**STATED GOAL**
Show each line from the listing that includes the word "name".

**MATERIAL FOR THIS EXERCISE**
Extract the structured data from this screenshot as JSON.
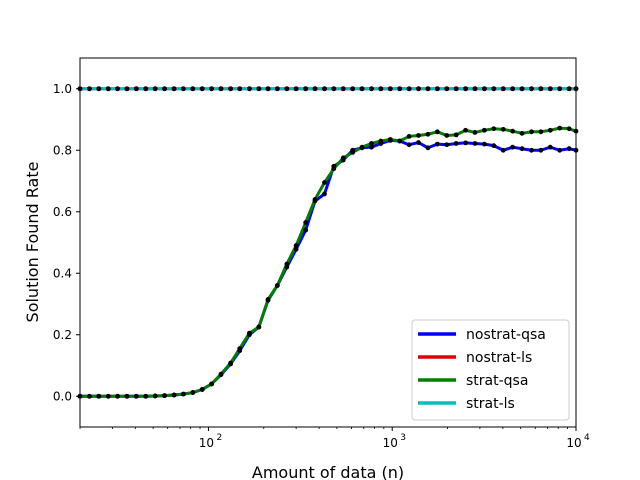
{
  "chart_data": {
    "type": "line",
    "title": "",
    "xlabel": "Amount of data (n)",
    "ylabel": "Solution Found Rate",
    "xscale": "log",
    "xlim": [
      20,
      10000
    ],
    "ylim": [
      -0.1,
      1.1
    ],
    "yticks": [
      0.0,
      0.2,
      0.4,
      0.6,
      0.8,
      1.0
    ],
    "ytick_labels": [
      "0.0",
      "0.2",
      "0.4",
      "0.6",
      "0.8",
      "1.0"
    ],
    "xticks": [
      100,
      1000,
      10000
    ],
    "xtick_labels": [
      "10",
      "10",
      "10"
    ],
    "xtick_exponents": [
      "2",
      "3",
      "4"
    ],
    "grid": false,
    "legend_position": "lower-right",
    "marker_color": "#000000",
    "x": [
      20,
      22.5,
      25.3,
      28.5,
      32,
      36,
      40.5,
      45.6,
      51.3,
      57.7,
      65,
      73,
      82.2,
      92.5,
      104,
      117,
      132,
      148,
      167,
      188,
      211,
      237,
      267,
      300,
      338,
      380,
      428,
      481,
      541,
      609,
      685,
      771,
      867,
      976,
      1098,
      1235,
      1390,
      1564,
      1760,
      1980,
      2228,
      2507,
      2820,
      3173,
      3570,
      4017,
      4520,
      5085,
      5722,
      6438,
      7244,
      8150,
      9170,
      10000
    ],
    "series": [
      {
        "name": "nostrat-qsa",
        "color": "#0000ff",
        "values": [
          0.0,
          0.0,
          0.0,
          0.0,
          0.0,
          0.0,
          0.0,
          0.0,
          0.001,
          0.002,
          0.004,
          0.007,
          0.012,
          0.022,
          0.04,
          0.07,
          0.105,
          0.148,
          0.2,
          0.225,
          0.312,
          0.36,
          0.42,
          0.478,
          0.54,
          0.635,
          0.658,
          0.748,
          0.768,
          0.8,
          0.808,
          0.81,
          0.822,
          0.832,
          0.83,
          0.818,
          0.825,
          0.808,
          0.82,
          0.818,
          0.822,
          0.824,
          0.822,
          0.82,
          0.815,
          0.8,
          0.81,
          0.805,
          0.8,
          0.8,
          0.81,
          0.8,
          0.805,
          0.8
        ]
      },
      {
        "name": "nostrat-ls",
        "color": "#dd0000",
        "values": [
          1.0,
          1.0,
          1.0,
          1.0,
          1.0,
          1.0,
          1.0,
          1.0,
          1.0,
          1.0,
          1.0,
          1.0,
          1.0,
          1.0,
          1.0,
          1.0,
          1.0,
          1.0,
          1.0,
          1.0,
          1.0,
          1.0,
          1.0,
          1.0,
          1.0,
          1.0,
          1.0,
          1.0,
          1.0,
          1.0,
          1.0,
          1.0,
          1.0,
          1.0,
          1.0,
          1.0,
          1.0,
          1.0,
          1.0,
          1.0,
          1.0,
          1.0,
          1.0,
          1.0,
          1.0,
          1.0,
          1.0,
          1.0,
          1.0,
          1.0,
          1.0,
          1.0,
          1.0,
          1.0
        ]
      },
      {
        "name": "strat-qsa",
        "color": "#008000",
        "values": [
          0.0,
          0.0,
          0.0,
          0.0,
          0.0,
          0.0,
          0.0,
          0.0,
          0.001,
          0.002,
          0.004,
          0.007,
          0.012,
          0.022,
          0.04,
          0.072,
          0.108,
          0.155,
          0.205,
          0.225,
          0.315,
          0.36,
          0.43,
          0.49,
          0.565,
          0.64,
          0.695,
          0.74,
          0.775,
          0.793,
          0.81,
          0.822,
          0.83,
          0.835,
          0.83,
          0.845,
          0.848,
          0.852,
          0.86,
          0.848,
          0.85,
          0.865,
          0.858,
          0.865,
          0.87,
          0.868,
          0.862,
          0.855,
          0.86,
          0.86,
          0.865,
          0.872,
          0.87,
          0.862
        ]
      },
      {
        "name": "strat-ls",
        "color": "#00bfbf",
        "values": [
          1.0,
          1.0,
          1.0,
          1.0,
          1.0,
          1.0,
          1.0,
          1.0,
          1.0,
          1.0,
          1.0,
          1.0,
          1.0,
          1.0,
          1.0,
          1.0,
          1.0,
          1.0,
          1.0,
          1.0,
          1.0,
          1.0,
          1.0,
          1.0,
          1.0,
          1.0,
          1.0,
          1.0,
          1.0,
          1.0,
          1.0,
          1.0,
          1.0,
          1.0,
          1.0,
          1.0,
          1.0,
          1.0,
          1.0,
          1.0,
          1.0,
          1.0,
          1.0,
          1.0,
          1.0,
          1.0,
          1.0,
          1.0,
          1.0,
          1.0,
          1.0,
          1.0,
          1.0,
          1.0
        ]
      }
    ]
  }
}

**TASK SOLUTION**
        "name": "nostrat-qsa",
        "name": "nostrat-ls",
        "name": "strat-qsa",
        "name": "strat-ls",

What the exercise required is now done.